## EXTRACTED MATERIAL:
○ ○ ○ ○
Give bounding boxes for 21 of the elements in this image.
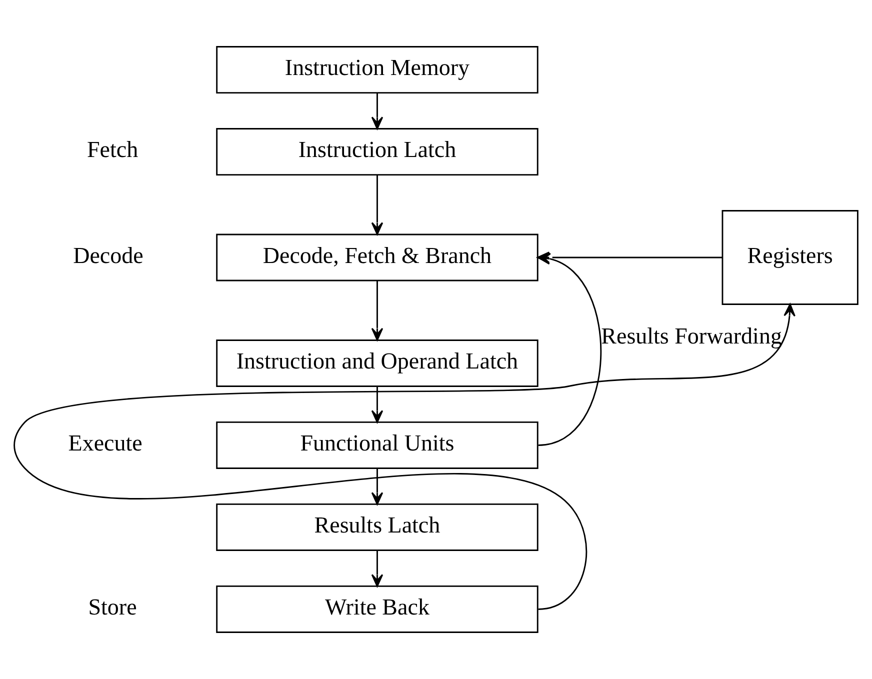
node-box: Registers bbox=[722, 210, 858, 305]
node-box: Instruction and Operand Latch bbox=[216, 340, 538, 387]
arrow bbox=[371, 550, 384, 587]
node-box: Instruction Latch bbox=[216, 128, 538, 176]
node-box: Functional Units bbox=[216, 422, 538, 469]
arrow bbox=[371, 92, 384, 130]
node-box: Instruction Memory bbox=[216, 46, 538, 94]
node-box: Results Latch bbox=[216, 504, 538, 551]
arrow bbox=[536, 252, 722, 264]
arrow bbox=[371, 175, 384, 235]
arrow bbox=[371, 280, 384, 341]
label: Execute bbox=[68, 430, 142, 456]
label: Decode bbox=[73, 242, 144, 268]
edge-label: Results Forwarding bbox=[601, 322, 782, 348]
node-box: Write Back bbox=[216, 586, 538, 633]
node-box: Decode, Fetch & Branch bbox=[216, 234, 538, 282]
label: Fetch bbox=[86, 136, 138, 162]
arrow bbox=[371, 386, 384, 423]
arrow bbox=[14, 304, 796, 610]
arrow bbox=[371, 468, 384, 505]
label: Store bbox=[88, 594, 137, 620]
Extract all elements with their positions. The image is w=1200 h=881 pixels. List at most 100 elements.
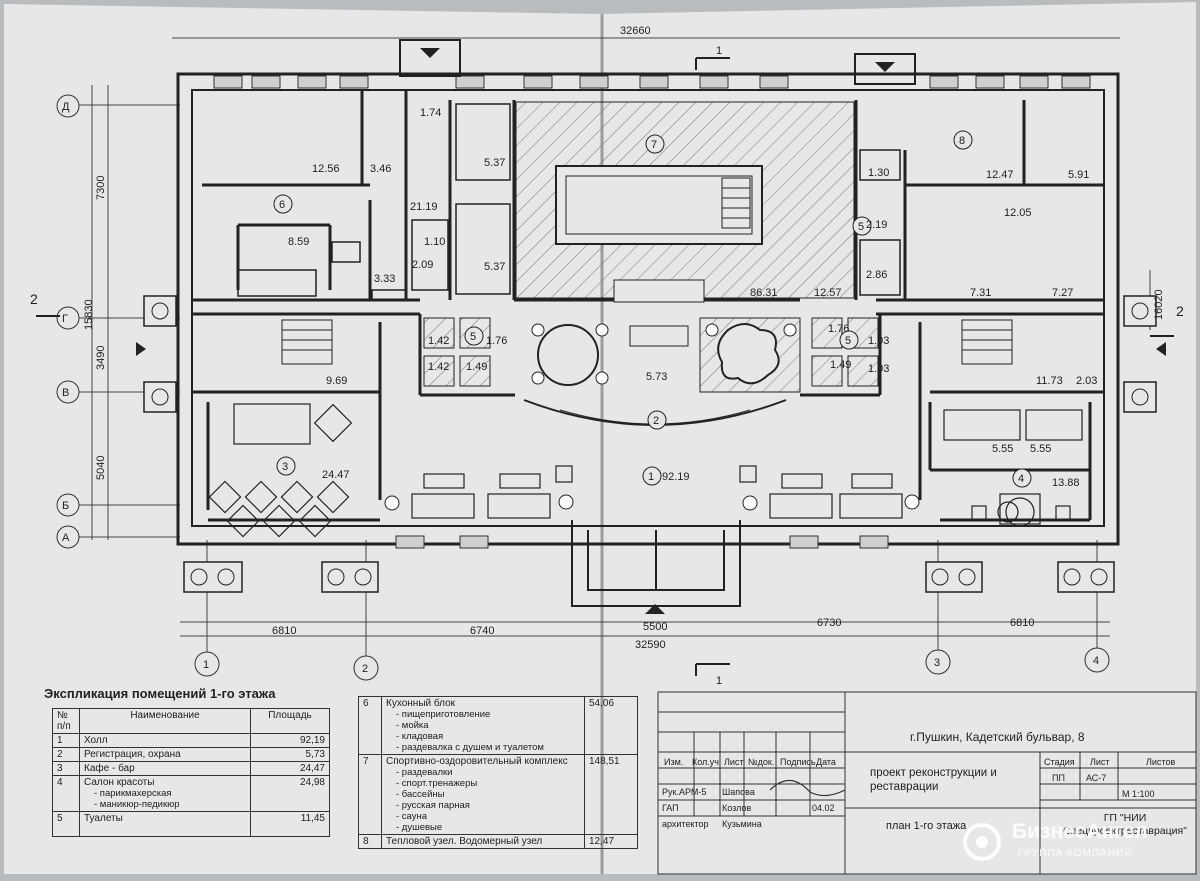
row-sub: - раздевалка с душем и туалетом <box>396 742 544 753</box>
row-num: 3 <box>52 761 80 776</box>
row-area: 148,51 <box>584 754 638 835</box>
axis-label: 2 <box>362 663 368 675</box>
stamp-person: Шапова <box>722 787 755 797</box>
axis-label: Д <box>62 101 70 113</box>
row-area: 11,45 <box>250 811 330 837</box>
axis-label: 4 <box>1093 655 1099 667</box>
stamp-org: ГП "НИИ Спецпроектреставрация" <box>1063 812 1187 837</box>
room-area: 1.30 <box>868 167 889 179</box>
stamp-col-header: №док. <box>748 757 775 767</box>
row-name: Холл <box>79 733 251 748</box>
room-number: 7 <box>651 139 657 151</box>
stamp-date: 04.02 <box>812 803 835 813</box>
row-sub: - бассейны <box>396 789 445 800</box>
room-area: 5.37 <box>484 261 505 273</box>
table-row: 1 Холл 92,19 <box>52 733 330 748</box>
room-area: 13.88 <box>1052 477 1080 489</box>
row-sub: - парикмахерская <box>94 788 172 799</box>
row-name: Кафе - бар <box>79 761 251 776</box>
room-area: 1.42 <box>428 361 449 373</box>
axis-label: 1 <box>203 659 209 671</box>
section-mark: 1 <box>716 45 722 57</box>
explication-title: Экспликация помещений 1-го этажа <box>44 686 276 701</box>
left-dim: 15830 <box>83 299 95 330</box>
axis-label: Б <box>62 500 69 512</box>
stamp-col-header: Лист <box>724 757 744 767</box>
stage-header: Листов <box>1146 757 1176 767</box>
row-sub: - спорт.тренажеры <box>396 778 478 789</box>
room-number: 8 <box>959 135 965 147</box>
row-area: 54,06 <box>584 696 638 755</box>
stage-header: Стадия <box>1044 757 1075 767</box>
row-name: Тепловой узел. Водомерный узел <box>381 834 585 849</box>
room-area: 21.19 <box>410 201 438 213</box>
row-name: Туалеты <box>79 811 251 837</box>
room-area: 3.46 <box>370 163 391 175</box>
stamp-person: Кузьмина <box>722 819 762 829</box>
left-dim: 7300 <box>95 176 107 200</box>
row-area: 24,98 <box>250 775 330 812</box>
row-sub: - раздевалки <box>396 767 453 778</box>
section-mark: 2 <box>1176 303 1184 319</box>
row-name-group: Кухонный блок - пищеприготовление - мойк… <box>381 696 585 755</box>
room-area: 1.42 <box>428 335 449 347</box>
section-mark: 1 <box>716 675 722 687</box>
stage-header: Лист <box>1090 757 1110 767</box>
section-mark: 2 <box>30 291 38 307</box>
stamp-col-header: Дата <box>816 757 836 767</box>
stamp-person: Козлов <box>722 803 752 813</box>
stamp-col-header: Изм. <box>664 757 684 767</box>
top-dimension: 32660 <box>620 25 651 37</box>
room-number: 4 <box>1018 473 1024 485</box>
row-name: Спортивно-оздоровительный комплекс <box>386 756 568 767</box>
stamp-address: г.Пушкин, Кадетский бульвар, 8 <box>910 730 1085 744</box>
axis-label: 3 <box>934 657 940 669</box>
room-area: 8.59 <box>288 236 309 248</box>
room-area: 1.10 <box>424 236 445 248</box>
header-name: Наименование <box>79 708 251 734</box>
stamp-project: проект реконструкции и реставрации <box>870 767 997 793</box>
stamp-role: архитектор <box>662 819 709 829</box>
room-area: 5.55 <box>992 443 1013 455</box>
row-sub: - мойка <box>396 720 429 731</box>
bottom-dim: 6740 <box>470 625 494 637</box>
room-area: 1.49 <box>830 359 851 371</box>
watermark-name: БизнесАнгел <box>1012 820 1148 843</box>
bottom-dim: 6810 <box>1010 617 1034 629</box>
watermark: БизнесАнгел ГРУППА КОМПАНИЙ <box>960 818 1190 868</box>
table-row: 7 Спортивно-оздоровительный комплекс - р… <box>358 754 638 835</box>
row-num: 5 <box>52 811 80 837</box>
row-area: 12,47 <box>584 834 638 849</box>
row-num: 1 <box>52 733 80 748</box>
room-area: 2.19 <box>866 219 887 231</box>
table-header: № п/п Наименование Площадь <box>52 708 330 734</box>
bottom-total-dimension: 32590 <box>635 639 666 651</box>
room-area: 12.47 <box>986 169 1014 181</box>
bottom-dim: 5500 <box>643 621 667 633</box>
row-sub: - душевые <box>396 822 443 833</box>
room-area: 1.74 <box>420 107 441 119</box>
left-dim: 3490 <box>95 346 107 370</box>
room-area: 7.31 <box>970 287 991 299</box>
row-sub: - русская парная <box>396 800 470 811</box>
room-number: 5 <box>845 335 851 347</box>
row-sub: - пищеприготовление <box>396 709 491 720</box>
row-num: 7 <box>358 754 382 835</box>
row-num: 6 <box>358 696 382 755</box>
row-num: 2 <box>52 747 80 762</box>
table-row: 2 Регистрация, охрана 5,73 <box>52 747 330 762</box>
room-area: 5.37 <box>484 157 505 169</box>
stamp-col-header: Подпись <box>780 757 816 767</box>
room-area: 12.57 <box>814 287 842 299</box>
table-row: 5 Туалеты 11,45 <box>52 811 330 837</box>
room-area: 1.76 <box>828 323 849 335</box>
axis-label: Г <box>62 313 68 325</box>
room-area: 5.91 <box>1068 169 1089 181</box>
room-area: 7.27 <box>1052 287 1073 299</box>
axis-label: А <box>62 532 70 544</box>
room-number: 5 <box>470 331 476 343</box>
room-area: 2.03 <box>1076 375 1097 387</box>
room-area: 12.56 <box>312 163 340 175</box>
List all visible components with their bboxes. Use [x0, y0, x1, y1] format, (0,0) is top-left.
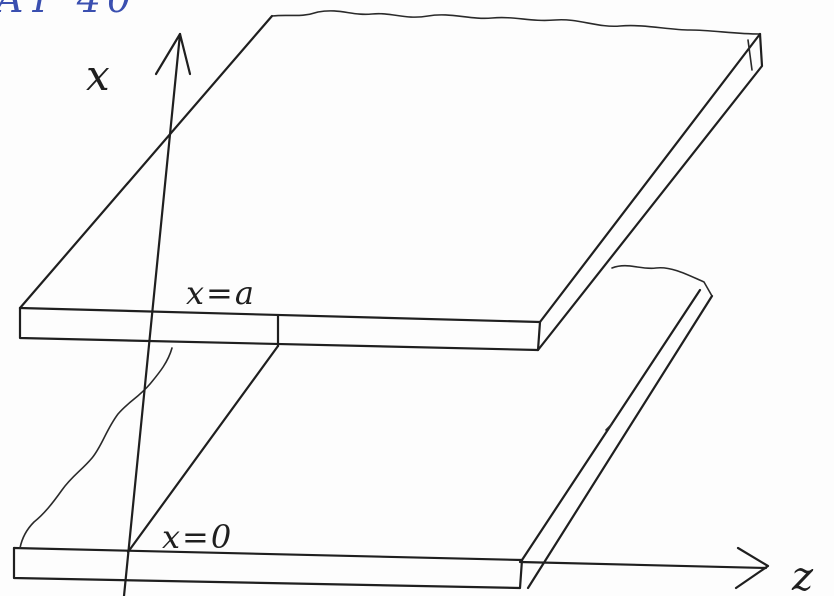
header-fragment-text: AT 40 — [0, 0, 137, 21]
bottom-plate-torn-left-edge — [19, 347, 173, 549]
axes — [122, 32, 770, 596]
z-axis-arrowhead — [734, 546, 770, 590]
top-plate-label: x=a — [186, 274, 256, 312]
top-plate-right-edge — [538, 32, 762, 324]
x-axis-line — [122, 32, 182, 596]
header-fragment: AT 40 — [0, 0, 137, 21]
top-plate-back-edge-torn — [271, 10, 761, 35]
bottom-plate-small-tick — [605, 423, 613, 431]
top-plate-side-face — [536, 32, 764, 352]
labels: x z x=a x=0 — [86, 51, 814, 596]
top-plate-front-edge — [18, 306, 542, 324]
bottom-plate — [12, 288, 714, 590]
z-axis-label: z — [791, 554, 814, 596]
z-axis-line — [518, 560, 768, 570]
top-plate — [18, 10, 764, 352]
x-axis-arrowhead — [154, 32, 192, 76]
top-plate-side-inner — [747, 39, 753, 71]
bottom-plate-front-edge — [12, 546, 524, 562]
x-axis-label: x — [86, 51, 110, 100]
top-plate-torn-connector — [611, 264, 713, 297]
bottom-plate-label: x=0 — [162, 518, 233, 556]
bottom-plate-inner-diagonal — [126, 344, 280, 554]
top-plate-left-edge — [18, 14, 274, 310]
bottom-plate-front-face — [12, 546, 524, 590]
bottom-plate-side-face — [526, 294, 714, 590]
○ ○ ○ ○
## REQUIRED TASK:
Format the rows above, starting at the one containing "row-sub: - раздевалка" and ending at the one containing "stamp-person: Шапова <box>722", as a numbered list with blank lines omitted.

## WORKED SOLUTION:
1. row-sub: - раздевалка с душем и туалетом <box>396 742 544 753</box>
2. row-num: 3 <box>52 761 80 776</box>
3. row-area: 148,51 <box>584 754 638 835</box>
4. axis-label: 2 <box>362 663 368 675</box>
5. stamp-person: Шапова <box>722 787 755 797</box>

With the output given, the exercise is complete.